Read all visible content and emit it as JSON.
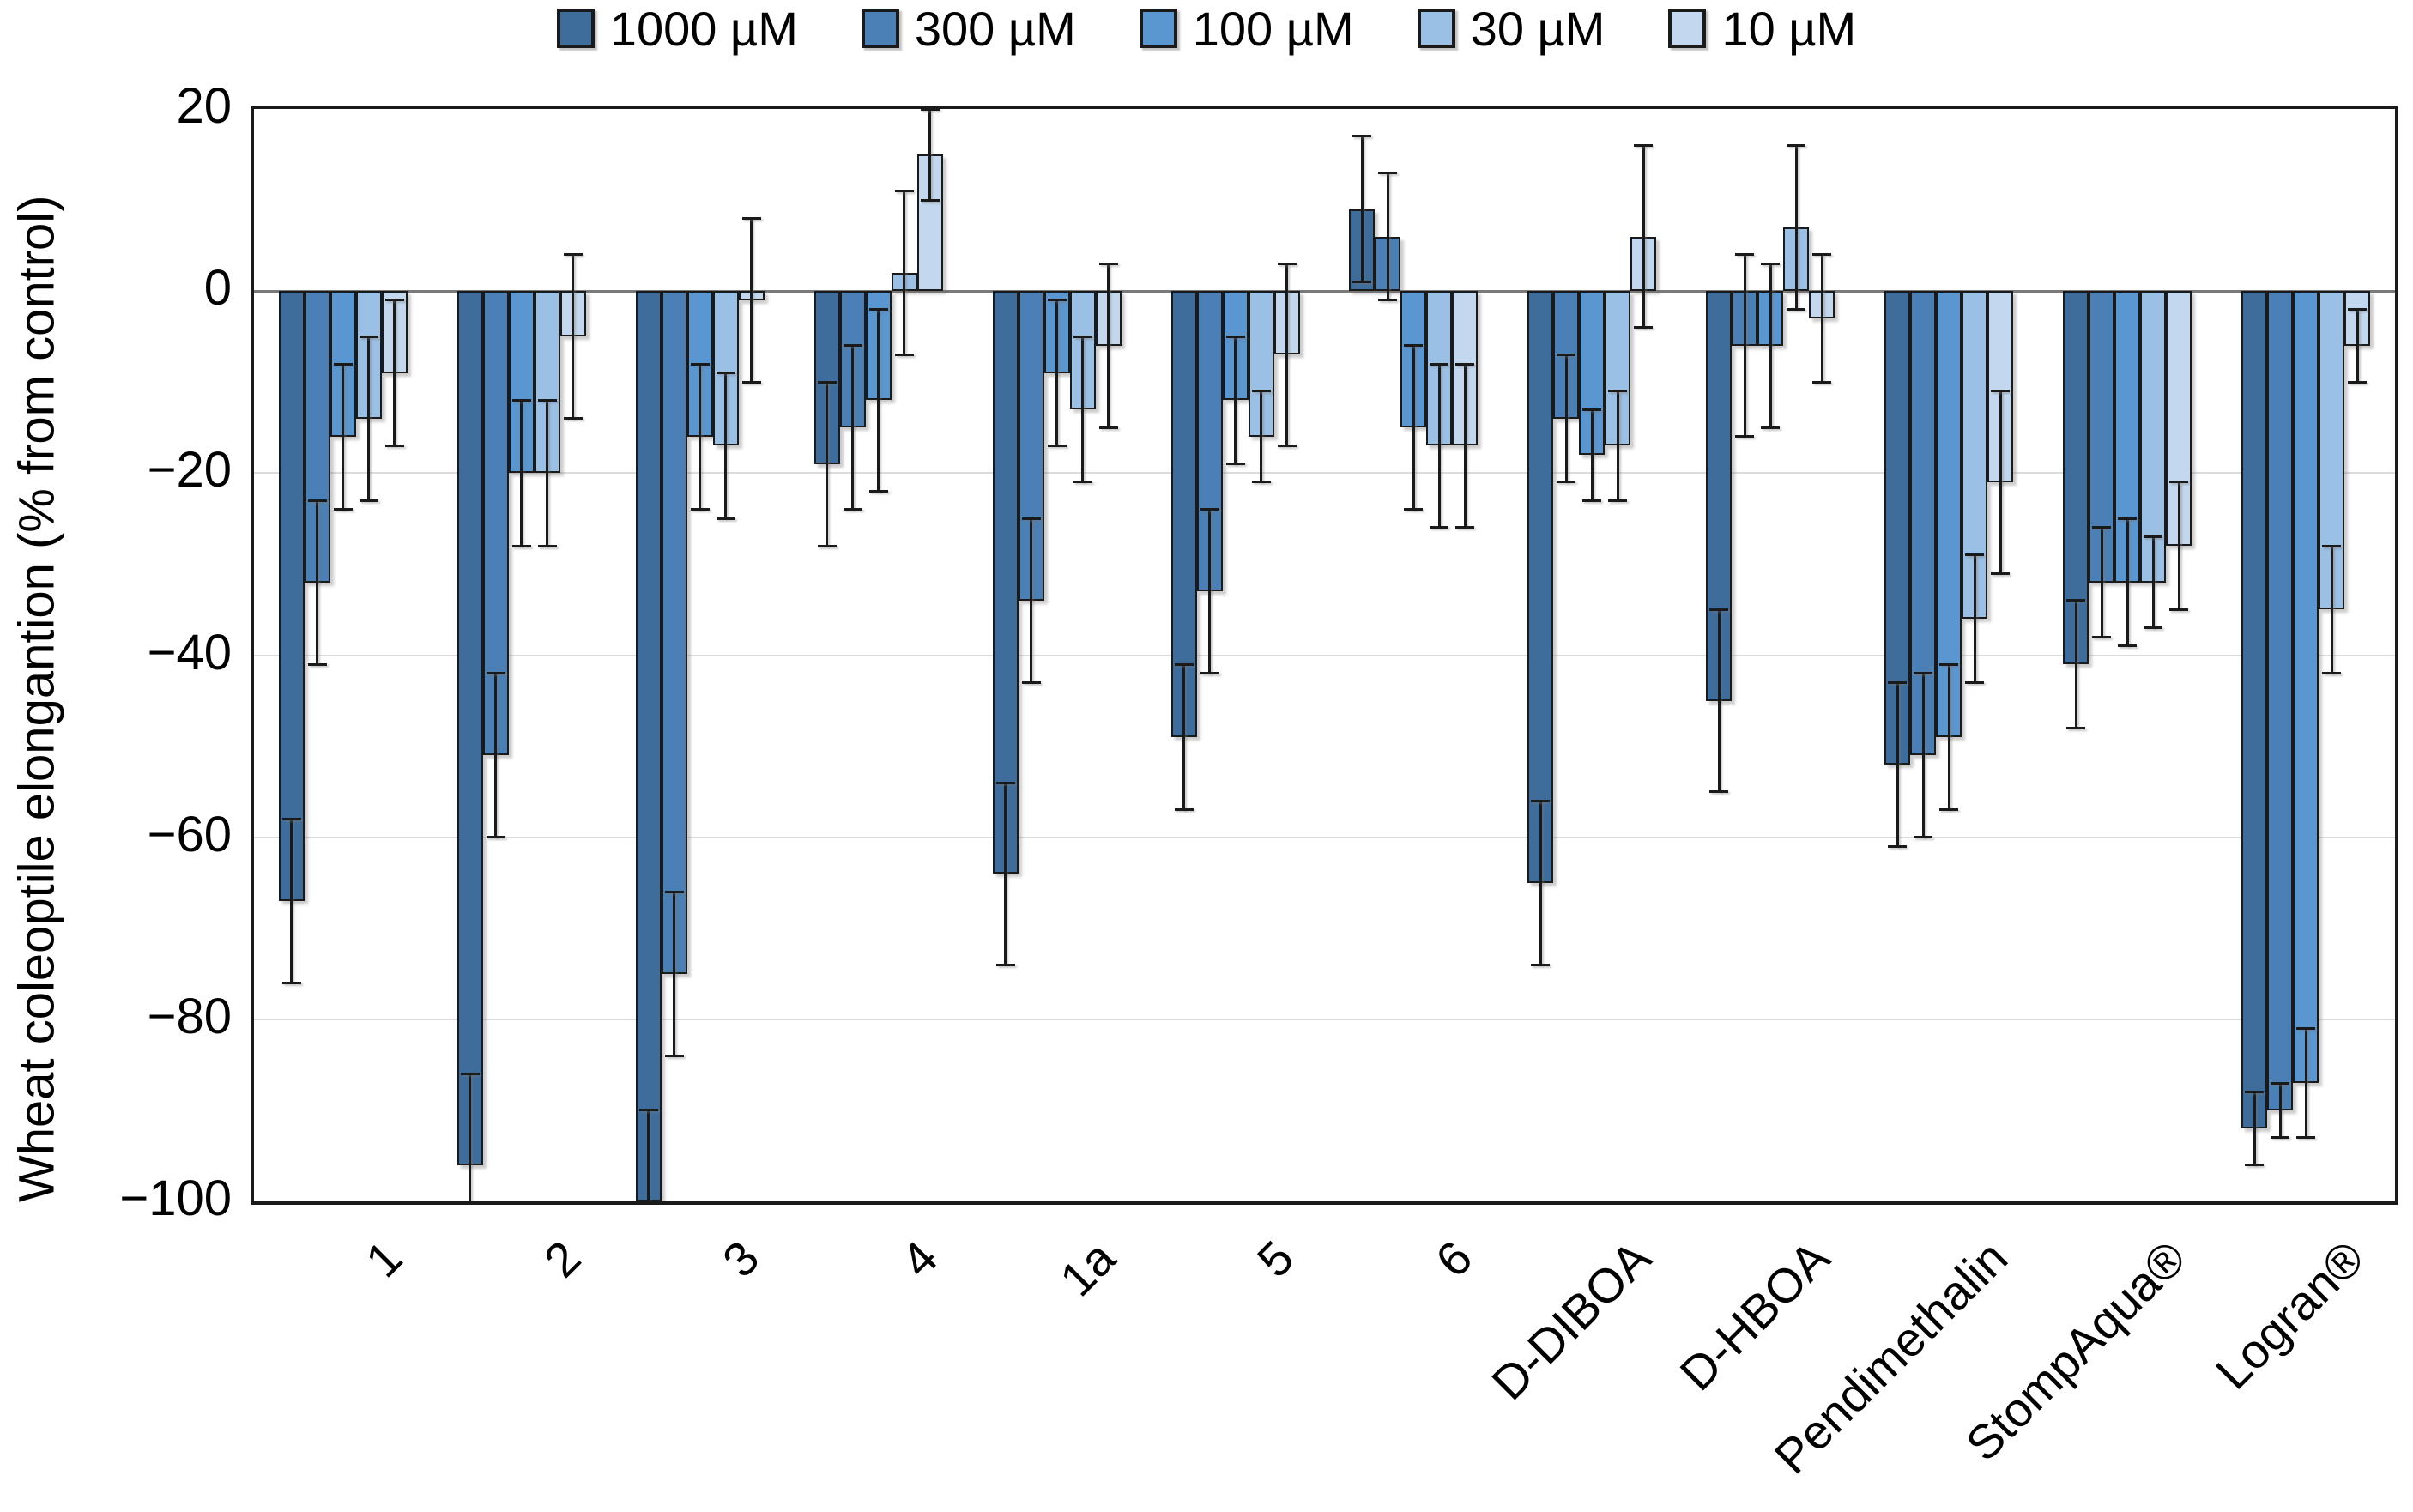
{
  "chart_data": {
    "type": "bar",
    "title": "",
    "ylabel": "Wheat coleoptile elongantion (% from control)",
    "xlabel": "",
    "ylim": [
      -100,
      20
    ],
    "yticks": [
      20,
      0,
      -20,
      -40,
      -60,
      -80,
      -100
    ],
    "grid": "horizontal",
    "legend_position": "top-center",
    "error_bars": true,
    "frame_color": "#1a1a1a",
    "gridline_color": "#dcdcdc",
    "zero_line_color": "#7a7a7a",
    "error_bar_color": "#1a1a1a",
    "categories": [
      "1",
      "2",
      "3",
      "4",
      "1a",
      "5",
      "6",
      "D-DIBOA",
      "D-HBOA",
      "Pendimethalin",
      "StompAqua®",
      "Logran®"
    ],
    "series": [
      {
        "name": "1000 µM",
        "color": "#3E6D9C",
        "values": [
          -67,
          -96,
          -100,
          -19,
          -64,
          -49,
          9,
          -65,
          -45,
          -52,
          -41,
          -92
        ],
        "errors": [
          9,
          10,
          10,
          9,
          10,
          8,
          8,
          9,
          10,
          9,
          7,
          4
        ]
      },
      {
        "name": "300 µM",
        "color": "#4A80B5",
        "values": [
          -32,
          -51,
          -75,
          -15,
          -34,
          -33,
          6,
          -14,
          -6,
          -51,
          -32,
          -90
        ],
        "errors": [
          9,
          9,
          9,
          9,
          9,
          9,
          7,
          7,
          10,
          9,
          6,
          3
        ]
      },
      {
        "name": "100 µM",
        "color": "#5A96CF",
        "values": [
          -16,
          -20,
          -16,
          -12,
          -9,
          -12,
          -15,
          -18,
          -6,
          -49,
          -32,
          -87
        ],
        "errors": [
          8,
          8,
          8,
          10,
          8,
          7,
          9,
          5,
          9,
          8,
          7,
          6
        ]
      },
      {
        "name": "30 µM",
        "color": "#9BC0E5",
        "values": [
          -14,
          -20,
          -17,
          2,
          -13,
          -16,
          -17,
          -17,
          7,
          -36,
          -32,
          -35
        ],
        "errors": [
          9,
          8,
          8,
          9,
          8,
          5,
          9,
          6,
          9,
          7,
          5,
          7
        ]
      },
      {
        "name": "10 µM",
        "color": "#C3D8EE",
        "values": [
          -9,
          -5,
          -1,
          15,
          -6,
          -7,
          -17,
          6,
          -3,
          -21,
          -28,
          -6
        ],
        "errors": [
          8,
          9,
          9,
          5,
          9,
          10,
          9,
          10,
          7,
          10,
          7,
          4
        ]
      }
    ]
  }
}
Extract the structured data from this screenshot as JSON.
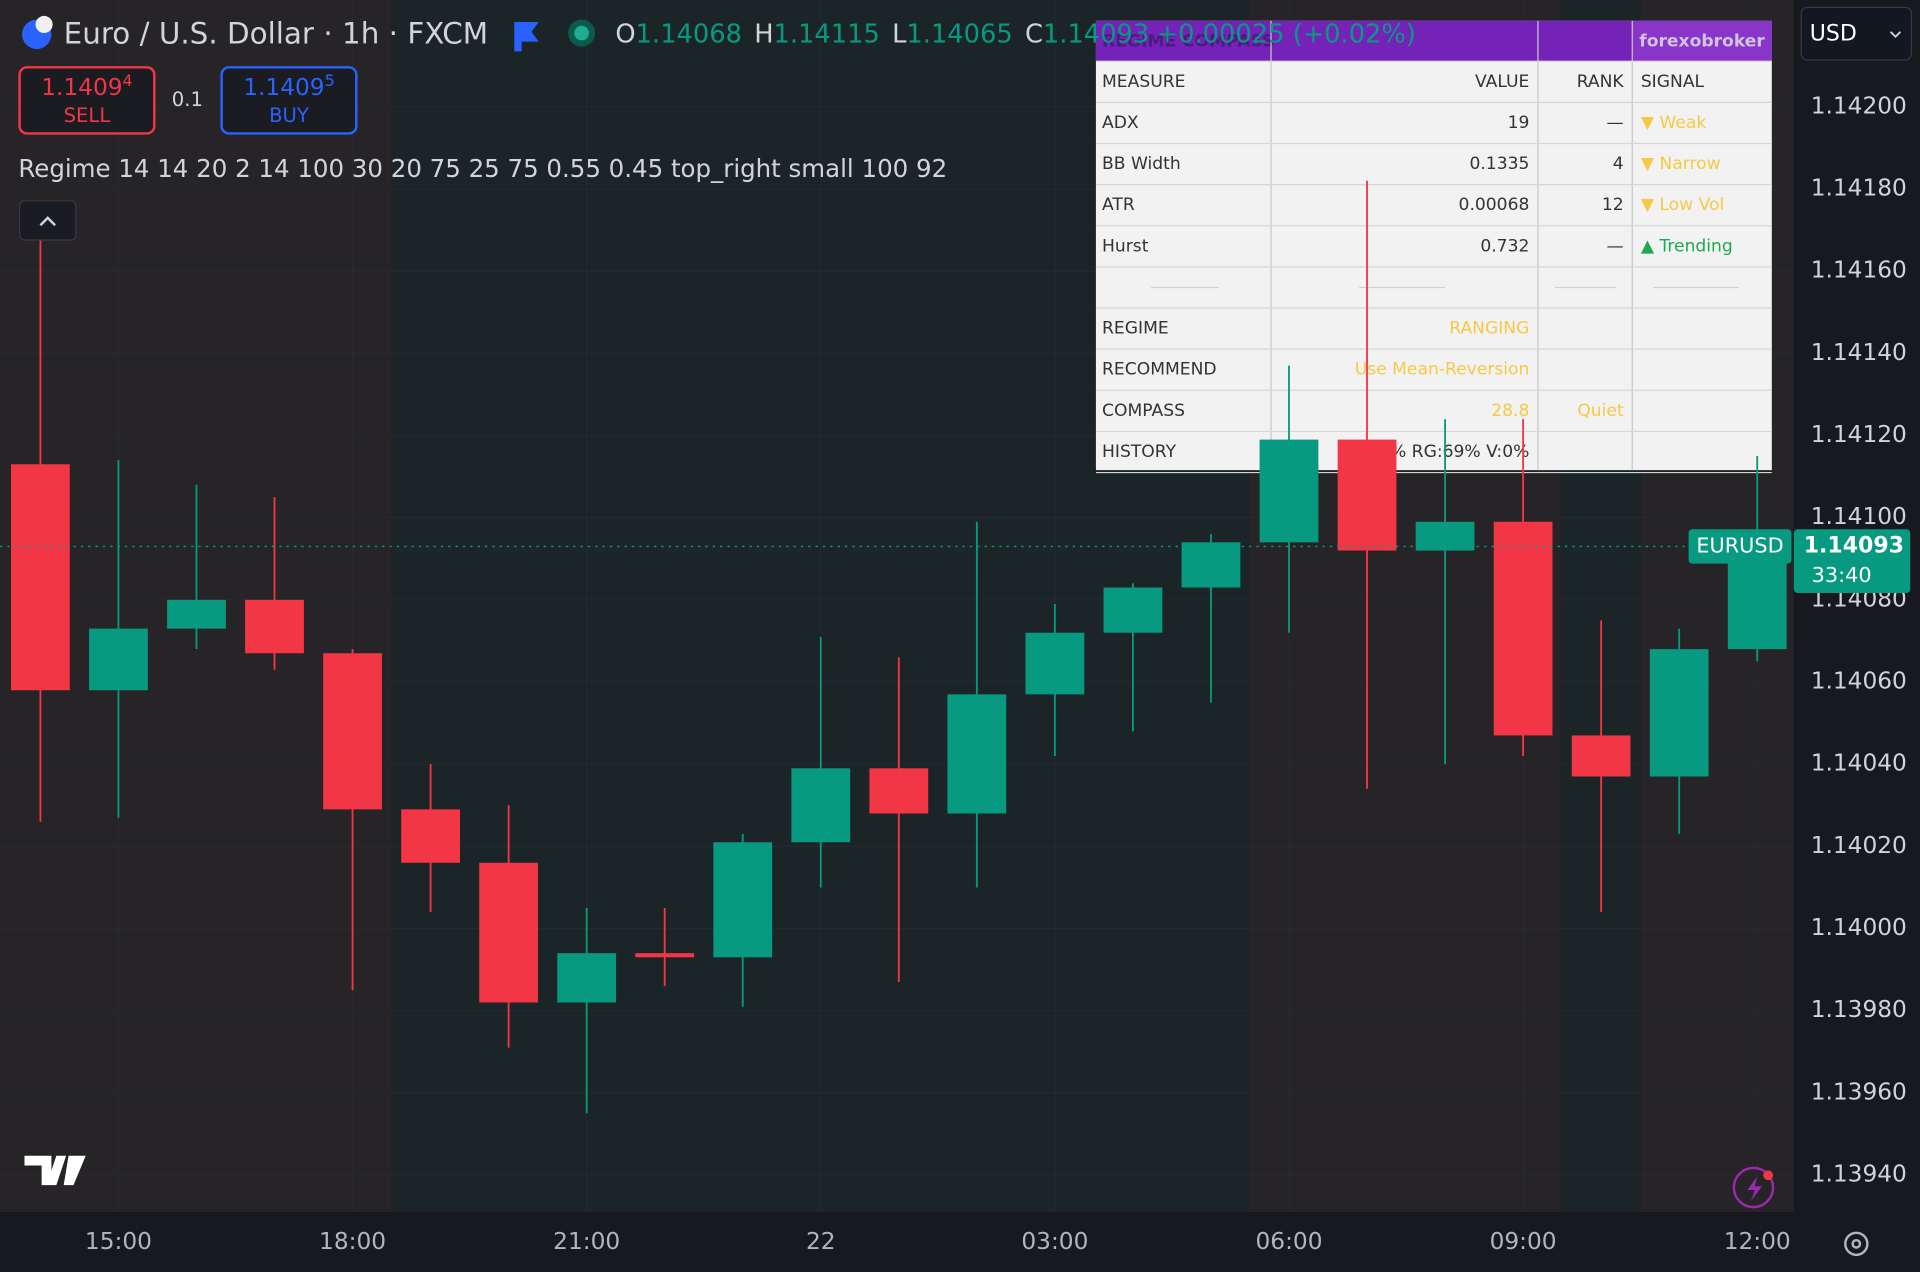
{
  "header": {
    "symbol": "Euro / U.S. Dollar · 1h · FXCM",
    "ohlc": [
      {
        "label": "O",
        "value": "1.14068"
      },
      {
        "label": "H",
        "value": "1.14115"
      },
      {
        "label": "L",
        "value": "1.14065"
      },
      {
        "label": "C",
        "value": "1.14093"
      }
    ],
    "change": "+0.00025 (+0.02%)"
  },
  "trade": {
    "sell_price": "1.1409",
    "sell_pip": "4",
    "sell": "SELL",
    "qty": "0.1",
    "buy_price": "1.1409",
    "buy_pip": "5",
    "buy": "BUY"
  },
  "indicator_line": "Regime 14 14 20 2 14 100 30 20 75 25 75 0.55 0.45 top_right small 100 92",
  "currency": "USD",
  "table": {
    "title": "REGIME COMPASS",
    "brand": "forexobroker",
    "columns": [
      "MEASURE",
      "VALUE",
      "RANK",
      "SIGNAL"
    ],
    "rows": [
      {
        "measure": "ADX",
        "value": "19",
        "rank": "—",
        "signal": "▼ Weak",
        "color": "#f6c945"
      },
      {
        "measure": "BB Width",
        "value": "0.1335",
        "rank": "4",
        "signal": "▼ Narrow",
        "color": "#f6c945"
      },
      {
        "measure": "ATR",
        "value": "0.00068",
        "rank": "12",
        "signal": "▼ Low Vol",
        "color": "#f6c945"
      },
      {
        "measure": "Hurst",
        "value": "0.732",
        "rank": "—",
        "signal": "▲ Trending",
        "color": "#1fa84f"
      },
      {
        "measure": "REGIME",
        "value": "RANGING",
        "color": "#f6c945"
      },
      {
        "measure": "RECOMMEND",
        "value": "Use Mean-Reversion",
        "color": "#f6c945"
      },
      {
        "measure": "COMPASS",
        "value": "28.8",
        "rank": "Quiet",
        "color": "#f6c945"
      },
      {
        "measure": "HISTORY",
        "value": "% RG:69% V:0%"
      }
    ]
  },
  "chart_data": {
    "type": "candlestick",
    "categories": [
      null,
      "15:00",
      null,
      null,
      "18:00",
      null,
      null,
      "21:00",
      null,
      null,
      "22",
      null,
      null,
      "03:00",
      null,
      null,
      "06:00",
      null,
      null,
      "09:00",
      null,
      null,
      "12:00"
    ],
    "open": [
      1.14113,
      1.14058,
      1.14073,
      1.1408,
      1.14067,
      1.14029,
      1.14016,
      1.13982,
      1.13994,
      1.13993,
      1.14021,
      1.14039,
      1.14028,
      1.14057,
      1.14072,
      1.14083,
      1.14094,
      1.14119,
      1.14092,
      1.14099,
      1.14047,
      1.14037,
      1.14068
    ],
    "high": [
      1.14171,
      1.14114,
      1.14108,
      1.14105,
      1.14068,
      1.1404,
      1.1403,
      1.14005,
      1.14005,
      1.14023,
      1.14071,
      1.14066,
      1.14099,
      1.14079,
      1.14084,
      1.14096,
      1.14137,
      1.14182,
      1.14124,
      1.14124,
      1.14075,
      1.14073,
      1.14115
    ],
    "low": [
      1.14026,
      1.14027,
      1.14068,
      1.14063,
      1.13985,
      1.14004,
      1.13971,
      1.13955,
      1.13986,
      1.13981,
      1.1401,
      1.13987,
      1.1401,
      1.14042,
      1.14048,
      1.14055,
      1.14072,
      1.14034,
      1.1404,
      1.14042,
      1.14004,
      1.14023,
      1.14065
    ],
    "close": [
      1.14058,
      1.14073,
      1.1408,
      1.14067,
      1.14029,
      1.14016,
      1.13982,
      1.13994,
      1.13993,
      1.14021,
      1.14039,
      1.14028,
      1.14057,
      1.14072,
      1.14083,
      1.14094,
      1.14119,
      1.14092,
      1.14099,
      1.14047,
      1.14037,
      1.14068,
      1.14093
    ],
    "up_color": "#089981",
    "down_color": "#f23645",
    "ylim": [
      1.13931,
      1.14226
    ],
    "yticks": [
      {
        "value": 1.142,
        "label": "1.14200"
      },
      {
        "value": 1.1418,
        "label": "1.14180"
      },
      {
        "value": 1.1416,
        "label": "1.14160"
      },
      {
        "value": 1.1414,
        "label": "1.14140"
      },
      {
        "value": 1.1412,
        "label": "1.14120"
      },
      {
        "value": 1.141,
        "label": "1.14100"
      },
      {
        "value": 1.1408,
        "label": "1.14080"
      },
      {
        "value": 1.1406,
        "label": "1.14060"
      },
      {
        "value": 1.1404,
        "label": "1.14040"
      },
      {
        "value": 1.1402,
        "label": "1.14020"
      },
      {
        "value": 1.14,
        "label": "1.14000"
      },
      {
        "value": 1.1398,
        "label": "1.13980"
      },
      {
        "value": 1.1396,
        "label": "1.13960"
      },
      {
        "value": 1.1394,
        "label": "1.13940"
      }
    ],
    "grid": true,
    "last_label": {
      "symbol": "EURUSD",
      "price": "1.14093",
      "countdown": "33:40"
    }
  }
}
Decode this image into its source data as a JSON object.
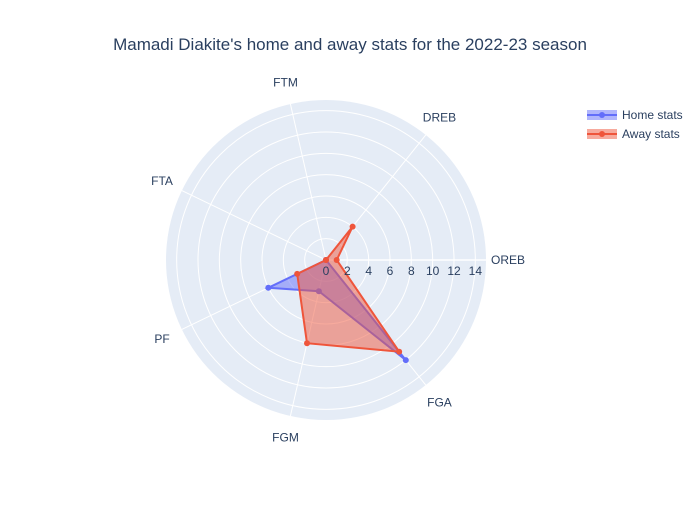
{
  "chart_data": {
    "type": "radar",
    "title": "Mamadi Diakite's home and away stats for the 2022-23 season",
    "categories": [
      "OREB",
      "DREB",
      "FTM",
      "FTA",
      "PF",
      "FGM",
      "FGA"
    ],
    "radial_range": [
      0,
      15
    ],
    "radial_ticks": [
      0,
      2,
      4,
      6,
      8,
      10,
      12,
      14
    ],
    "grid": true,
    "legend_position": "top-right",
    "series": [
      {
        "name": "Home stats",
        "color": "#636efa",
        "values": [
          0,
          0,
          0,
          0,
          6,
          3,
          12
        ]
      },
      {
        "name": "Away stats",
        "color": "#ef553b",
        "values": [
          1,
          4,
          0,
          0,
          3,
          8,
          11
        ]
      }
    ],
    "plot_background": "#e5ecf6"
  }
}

Written task
Copy down every line of the entries containing the word "type".

Solved problem
    "type": "bar",
    "type": "candlestick",
    "type": "radar",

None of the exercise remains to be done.